> [Directive 1]:
In the listing, rewrite the lines starting at the one containing "Annotate this image: element" and ending at the one containing "- grid-cell[interactable]: [301, 324, 332, 355]", with "clue-number" changed to "clue-index" and nothing else altered. Do not include the pictures in your answer.

> [Selected passage]:
[Begin]

PFDM Effects on Black Hole Spacetimes

Updated 1 November 2025

PFDM is modeled via a logarithmic metric correction that modifies horizon locations, shadow dimensions, and photon dynamics.
PFDM alters black hole thermodynamics by redefining entropy, temperature, and stability, leading to complex phase transitions.
PFDM induces observable changes in gravitational wave ringdowns and shadow imaging, offering novel opportunities for astrophysical tests.

Perfect fluid dark matter (PFDM) effects on black hole spacetimes encompass a range of modifications to the classical theory of gravity, introducing new phenomenology for horizon structure, photon and particle dynamics, shadow properties, quantum probes, and black hole thermodynamics. PFDM is consistently modeled via a logarithmic correction term in the metric, characterized by parameters such as $k$ , $\alpha$ , $\lambda$ , or $\beta$ depending on context, and represents the density/intensity of dark matter in the local environment of the black hole. The following sections provide an in-depth technical review of these effects, reflected in solutions generalizing Schwarzschild, Kerr, Hayward, Bardeen, and their AdS/dS and regularized counterparts.

1. Spacetime Structure and PFDM-Corrected Metrics

PFDM enters the metric via a characteristic term $\sim ({\rm parameter})/r \ln(r/|{\rm parameter}|)$ , acting as an anisotropic fluid with density $\rho_{DM} \propto (\mathrm{parameter})/r^3$ . For example, the Hayward black hole in PFDM (Ma et al., 2020) has

$f(r) = 1 - \frac{2 M r^2}{r^3 + Q^3} + \frac{k}{r} \ln\left(\frac{r}{|k|}\right)$

where $k$ is the PFDM intensity and $Q$ the nonlinear magnetic charge.

[End]

> [Task material]:

[Begin]

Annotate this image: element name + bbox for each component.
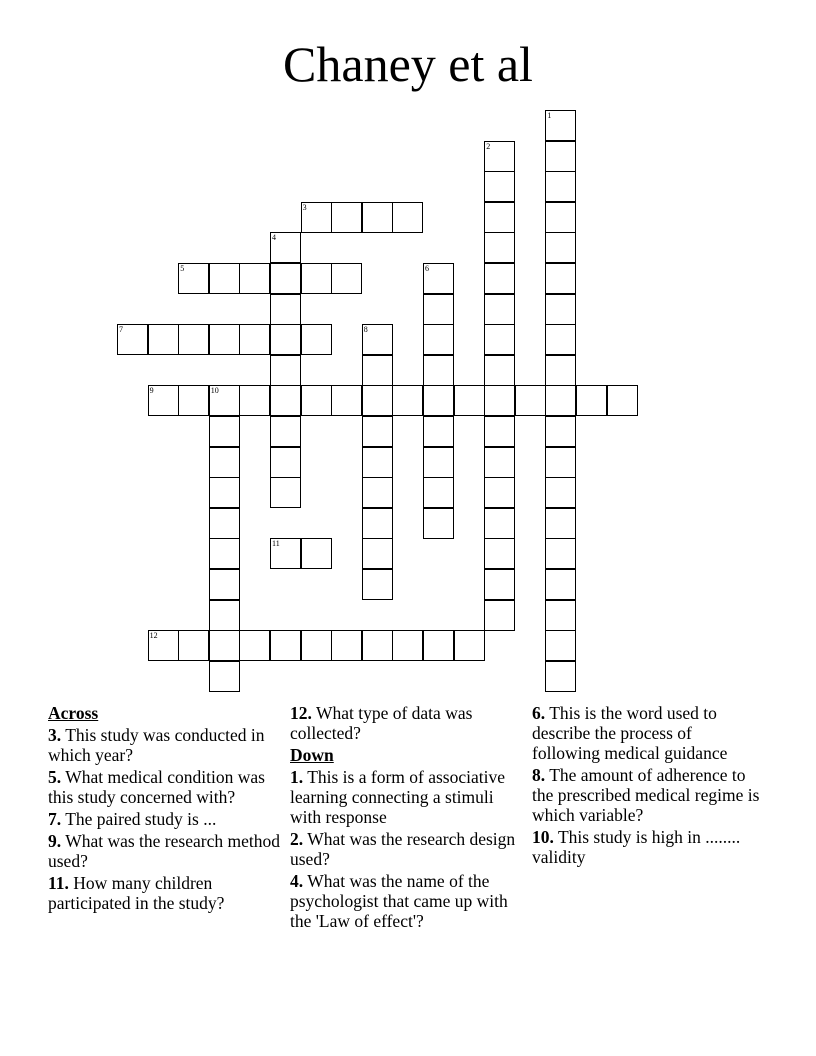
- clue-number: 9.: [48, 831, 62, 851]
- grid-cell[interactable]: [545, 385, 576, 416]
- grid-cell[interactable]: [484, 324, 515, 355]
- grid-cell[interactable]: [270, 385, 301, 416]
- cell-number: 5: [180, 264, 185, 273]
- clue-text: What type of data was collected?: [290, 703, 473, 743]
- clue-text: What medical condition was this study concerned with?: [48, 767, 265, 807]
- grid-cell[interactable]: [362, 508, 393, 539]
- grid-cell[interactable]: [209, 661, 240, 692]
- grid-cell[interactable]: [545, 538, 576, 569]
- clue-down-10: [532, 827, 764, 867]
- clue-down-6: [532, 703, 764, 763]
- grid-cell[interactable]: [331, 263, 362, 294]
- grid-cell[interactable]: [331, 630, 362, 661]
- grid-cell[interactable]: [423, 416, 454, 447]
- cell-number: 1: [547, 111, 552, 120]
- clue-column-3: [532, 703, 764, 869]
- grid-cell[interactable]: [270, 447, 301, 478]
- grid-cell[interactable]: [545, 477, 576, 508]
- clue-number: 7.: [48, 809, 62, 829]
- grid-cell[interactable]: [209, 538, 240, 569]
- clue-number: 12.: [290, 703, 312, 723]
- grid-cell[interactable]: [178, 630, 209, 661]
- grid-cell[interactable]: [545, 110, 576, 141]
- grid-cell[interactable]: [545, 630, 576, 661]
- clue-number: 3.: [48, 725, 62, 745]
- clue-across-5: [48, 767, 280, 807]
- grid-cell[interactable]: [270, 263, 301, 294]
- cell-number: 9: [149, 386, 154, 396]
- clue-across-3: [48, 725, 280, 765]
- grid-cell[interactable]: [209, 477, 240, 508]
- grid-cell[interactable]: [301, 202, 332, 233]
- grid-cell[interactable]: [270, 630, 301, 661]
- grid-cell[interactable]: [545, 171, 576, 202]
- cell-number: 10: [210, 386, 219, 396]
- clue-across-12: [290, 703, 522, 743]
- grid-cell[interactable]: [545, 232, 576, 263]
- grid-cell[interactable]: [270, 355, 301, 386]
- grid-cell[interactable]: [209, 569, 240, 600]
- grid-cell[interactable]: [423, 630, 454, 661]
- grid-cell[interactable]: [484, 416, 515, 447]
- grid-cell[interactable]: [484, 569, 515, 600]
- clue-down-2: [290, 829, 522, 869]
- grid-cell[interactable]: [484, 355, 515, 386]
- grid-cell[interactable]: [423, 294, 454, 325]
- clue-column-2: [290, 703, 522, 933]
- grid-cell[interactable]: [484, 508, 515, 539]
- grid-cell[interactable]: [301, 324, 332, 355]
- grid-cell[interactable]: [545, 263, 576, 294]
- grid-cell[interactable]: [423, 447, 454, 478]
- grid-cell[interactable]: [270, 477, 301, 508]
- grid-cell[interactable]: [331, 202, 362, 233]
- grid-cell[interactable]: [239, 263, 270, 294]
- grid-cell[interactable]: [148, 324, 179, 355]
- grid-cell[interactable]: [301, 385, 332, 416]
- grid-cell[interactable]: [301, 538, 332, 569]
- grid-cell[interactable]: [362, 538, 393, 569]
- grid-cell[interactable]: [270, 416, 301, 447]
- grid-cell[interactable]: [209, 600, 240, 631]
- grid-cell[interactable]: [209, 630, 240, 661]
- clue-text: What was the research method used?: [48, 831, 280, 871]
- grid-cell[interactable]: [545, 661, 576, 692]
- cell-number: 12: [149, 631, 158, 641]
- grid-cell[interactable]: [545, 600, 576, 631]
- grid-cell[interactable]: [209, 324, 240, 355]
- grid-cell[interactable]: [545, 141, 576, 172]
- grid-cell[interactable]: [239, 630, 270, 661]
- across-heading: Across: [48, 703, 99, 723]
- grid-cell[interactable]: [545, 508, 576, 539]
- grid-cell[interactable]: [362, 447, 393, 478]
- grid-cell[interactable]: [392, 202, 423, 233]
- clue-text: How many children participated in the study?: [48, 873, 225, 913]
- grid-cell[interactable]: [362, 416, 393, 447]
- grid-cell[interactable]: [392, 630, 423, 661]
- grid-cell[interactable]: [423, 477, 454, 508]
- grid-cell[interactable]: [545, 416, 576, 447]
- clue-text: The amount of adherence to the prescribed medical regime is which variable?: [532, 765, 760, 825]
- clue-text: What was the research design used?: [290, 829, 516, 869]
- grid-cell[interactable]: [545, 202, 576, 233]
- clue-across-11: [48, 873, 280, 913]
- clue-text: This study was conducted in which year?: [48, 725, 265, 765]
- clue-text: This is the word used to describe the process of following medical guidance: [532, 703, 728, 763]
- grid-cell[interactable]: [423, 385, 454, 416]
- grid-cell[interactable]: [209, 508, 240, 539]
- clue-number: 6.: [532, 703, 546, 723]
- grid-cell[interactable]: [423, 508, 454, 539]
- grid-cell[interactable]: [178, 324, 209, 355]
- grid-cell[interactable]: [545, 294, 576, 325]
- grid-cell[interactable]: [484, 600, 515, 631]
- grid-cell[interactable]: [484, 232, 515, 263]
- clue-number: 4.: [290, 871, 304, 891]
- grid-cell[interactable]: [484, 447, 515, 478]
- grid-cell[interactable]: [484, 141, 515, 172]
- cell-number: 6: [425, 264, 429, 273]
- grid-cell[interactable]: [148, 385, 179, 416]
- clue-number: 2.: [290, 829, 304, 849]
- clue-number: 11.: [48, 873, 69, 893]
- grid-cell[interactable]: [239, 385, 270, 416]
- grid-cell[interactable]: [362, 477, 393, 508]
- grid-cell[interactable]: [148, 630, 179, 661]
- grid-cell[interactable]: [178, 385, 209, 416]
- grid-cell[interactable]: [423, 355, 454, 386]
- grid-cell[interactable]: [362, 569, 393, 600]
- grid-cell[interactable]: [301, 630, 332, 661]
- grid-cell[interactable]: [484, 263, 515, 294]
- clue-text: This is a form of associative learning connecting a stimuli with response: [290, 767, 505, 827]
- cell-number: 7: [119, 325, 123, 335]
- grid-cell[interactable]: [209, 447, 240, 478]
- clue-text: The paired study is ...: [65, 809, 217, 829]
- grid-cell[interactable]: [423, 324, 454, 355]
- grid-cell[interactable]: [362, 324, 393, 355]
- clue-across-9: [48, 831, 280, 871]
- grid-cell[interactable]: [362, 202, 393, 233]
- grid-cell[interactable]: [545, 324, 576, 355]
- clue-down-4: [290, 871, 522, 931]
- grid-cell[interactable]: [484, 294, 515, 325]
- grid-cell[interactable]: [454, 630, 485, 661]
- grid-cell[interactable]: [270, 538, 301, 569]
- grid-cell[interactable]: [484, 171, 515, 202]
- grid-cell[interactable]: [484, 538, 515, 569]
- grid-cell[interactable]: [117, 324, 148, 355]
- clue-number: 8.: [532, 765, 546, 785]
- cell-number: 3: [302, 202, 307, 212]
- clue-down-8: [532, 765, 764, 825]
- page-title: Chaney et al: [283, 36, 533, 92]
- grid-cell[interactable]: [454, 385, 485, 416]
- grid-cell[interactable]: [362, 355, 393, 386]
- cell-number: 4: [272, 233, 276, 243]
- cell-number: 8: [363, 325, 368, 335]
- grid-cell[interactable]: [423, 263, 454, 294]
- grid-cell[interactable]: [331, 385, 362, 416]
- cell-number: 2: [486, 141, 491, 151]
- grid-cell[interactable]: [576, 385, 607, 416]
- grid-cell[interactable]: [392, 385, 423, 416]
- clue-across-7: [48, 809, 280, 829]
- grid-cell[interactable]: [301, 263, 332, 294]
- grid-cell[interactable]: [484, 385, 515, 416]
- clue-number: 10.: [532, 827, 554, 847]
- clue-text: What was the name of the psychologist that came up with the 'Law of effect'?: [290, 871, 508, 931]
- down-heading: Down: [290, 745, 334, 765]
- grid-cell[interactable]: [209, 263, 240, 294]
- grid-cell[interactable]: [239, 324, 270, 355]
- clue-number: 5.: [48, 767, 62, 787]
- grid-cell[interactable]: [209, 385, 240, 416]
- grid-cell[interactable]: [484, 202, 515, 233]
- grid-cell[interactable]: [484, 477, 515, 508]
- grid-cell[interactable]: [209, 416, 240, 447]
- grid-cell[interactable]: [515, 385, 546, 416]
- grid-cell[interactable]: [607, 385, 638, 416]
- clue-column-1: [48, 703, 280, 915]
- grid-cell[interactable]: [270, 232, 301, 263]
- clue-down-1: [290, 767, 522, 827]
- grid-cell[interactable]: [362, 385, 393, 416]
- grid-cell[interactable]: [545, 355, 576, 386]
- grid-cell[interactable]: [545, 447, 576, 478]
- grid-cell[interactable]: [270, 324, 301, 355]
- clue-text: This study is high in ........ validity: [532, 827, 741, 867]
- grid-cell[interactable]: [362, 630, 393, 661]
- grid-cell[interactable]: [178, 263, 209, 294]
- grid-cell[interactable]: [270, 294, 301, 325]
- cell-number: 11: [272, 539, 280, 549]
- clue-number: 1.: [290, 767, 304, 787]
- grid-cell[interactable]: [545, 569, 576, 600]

[End]
[Begin]

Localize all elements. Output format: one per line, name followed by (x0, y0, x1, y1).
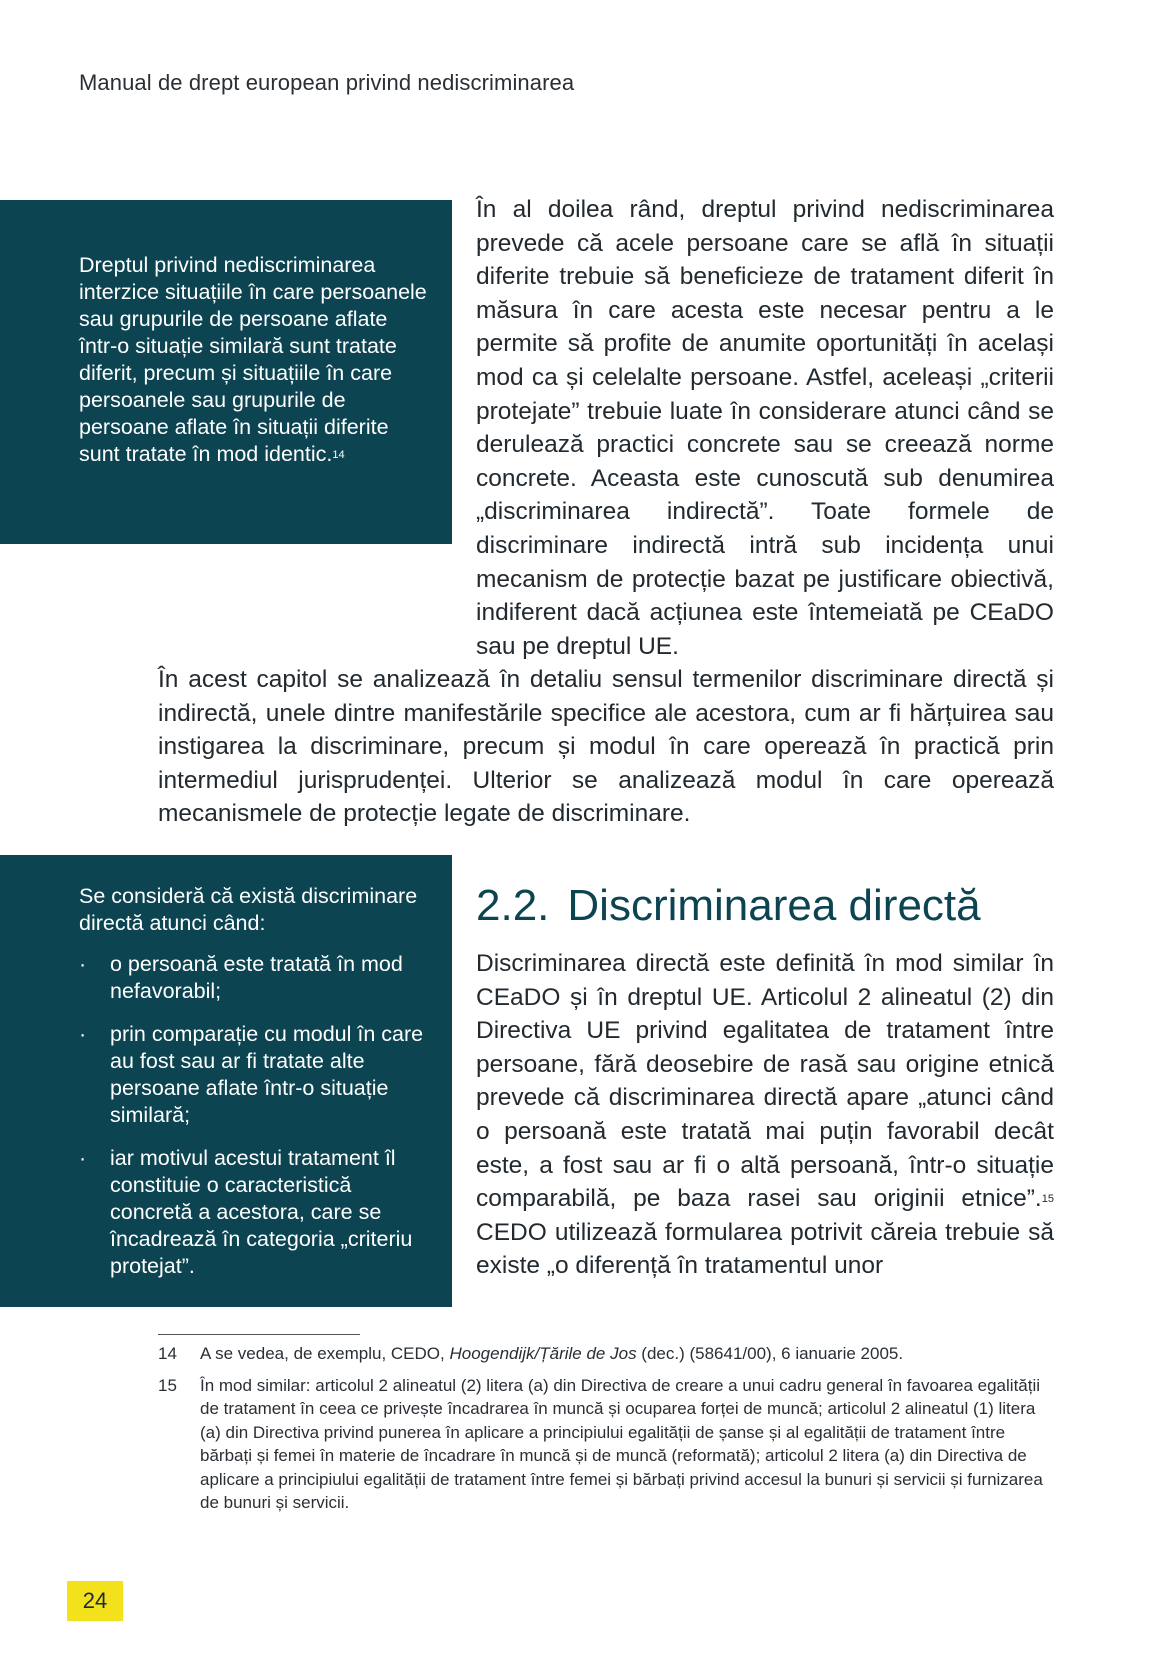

[End]

> [Directive 2]:
Copy the passage on perfect fluid dark matter word for word, starting at "PFDM induces observable" and ending at "and regularized counterparts.".

> [Task solution 1]:
Annotate this image: element name + bbox for each component.
- clue-index: 9.: [48, 831, 62, 851]
- grid-cell[interactable]: [545, 385, 576, 416]
- grid-cell[interactable]: [484, 324, 515, 355]
- grid-cell[interactable]: [270, 385, 301, 416]
- cell-number: 5: [180, 264, 185, 273]
- clue-text: What type of data was collected?: [290, 703, 473, 743]
- clue-text: What medical condition was this study concerned with?: [48, 767, 265, 807]
- grid-cell[interactable]: [362, 508, 393, 539]
- grid-cell[interactable]: [209, 661, 240, 692]
- grid-cell[interactable]: [545, 538, 576, 569]
- clue-down-10: [532, 827, 764, 867]
- clue-down-6: [532, 703, 764, 763]
- grid-cell[interactable]: [331, 263, 362, 294]
- grid-cell[interactable]: [331, 630, 362, 661]
- grid-cell[interactable]: [423, 416, 454, 447]
- cell-number: 1: [547, 111, 552, 120]
- clue-column-3: [532, 703, 764, 869]
- grid-cell[interactable]: [270, 447, 301, 478]
- grid-cell[interactable]: [545, 477, 576, 508]
- clue-index: 7.: [48, 809, 62, 829]
- grid-cell[interactable]: [209, 538, 240, 569]
- clue-index: 12.: [290, 703, 312, 723]
- grid-cell[interactable]: [178, 630, 209, 661]
- grid-cell[interactable]: [545, 110, 576, 141]
- grid-cell[interactable]: [545, 630, 576, 661]
- clue-index: 3.: [48, 725, 62, 745]
- clue-across-5: [48, 767, 280, 807]
- grid-cell[interactable]: [270, 263, 301, 294]
- cell-number: 9: [149, 386, 154, 396]
- clue-across-3: [48, 725, 280, 765]
- grid-cell[interactable]: [209, 477, 240, 508]
- grid-cell[interactable]: [301, 202, 332, 233]
- grid-cell[interactable]: [270, 630, 301, 661]
- grid-cell[interactable]: [545, 171, 576, 202]
- cell-number: 10: [210, 386, 219, 396]
- clue-across-12: [290, 703, 522, 743]
- grid-cell[interactable]: [545, 232, 576, 263]
- grid-cell[interactable]: [270, 355, 301, 386]
- grid-cell[interactable]: [209, 569, 240, 600]
- grid-cell[interactable]: [423, 630, 454, 661]
- grid-cell[interactable]: [484, 416, 515, 447]
- grid-cell[interactable]: [484, 569, 515, 600]
- clue-down-2: [290, 829, 522, 869]
- grid-cell[interactable]: [484, 355, 515, 386]
- grid-cell[interactable]: [423, 294, 454, 325]
- clue-column-2: [290, 703, 522, 933]
- grid-cell[interactable]: [484, 508, 515, 539]
- grid-cell[interactable]: [301, 324, 332, 355]

> [Task solution 2]:
PFDM induces observable changes in gravitational wave ringdowns and shadow imaging, offering novel opportunities for astrophysical tests.

Perfect fluid dark matter (PFDM) effects on black hole spacetimes encompass a range of modifications to the classical theory of gravity, introducing new phenomenology for horizon structure, photon and particle dynamics, shadow properties, quantum probes, and black hole thermodynamics. PFDM is consistently modeled via a logarithmic correction term in the metric, characterized by parameters such as $k$ , $\alpha$ , $\lambda$ , or $\beta$ depending on context, and represents the density/intensity of dark matter in the local environment of the black hole. The following sections provide an in-depth technical review of these effects, reflected in solutions generalizing Schwarzschild, Kerr, Hayward, Bardeen, and their AdS/dS and regularized counterparts.